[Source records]

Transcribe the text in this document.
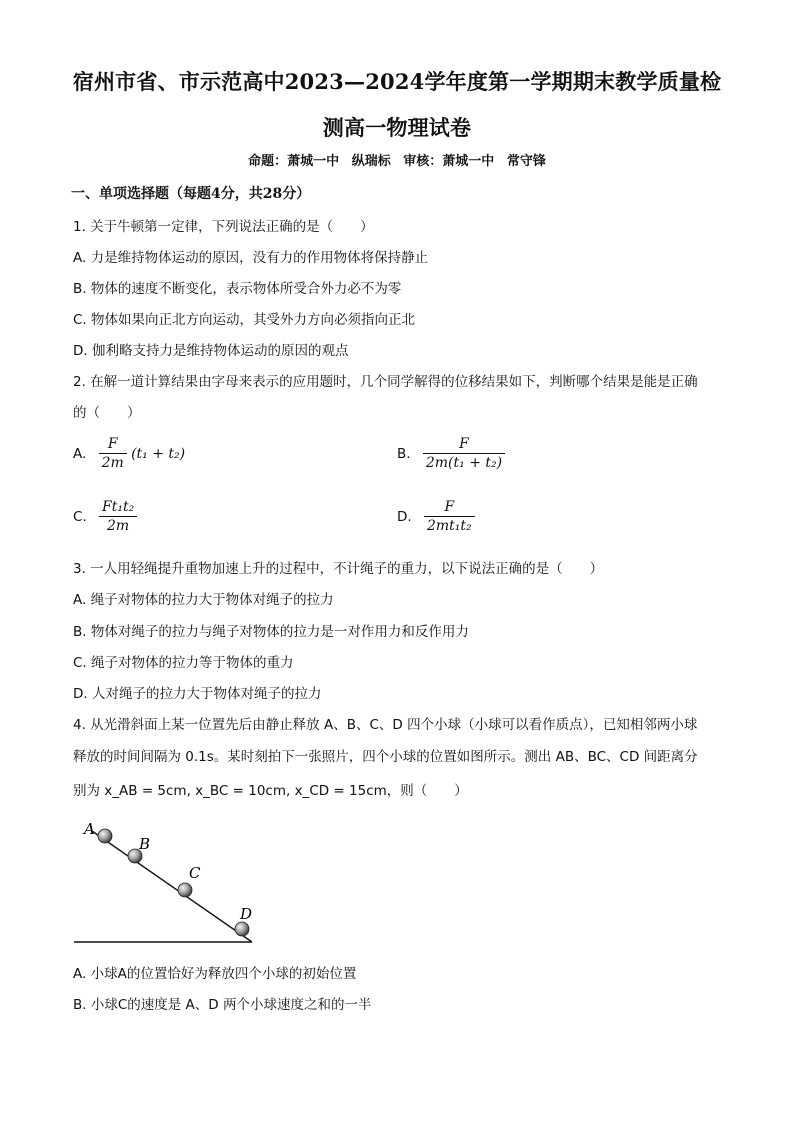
宿州市省、市示范高中2023—2024学年度第一学期期末教学质量检
测高一物理试卷
命题：萧城一中 纵瑞标 审核：萧城一中 常守锋
一、单项选择题（每题4分，共28分）
1. 关于牛顿第一定律，下列说法正确的是（　　）
A. 力是维持物体运动的原因，没有力的作用物体将保持静止
B. 物体的速度不断变化，表示物体所受合外力必不为零
C. 物体如果向正北方向运动，其受外力方向必须指向正北
D. 伽利略支持力是维持物体运动的原因的观点
2. 在解一道计算结果由字母来表示的应用题时，几个同学解得的位移结果如下，判断哪个结果是能是正确
的（　　）
A. $\frac{F}{2m} (t_1 + t_2)$	B. $\frac{F}{\text{2m(t₁ + t₂)}}$
C. $\frac{\text{Ft₁t₂}}{2m}$	D. $\frac{F}{\text{2mt₁t₂}}$
3. 一人用轻绳提升重物加速上升的过程中，不计绳子的重力，以下说法正确的是（　　）
A. 绳子对物体的拉力大于物体对绳子的拉力
B. 物体对绳子的拉力与绳子对物体的拉力是一对作用力和反作用力
C. 绳子对物体的拉力等于物体的重力
D. 人对绳子的拉力大于物体对绳子的拉力
4. 从光滑斜面上某一位置先后由静止释放 A、B、C、D 四个小球（小球可以看作质点），已知相邻两小球
释放的时间间隔为 0.1s。某时刻拍下一张照片，四个小球的位置如图所示。测出 AB、BC、CD 间距离分
别为 x_AB = 5cm, x_BC = 10cm, x_CD = 15cm，则（　　）
A
B
C
D
A. 小球A的位置恰好为释放四个小球的初始位置
B. 小球C的速度是 A、D 两个小球速度之和的一半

Goal: Count how many lines of the material hold the string "text". Give the number and nothing more.

Solution to this problem: 3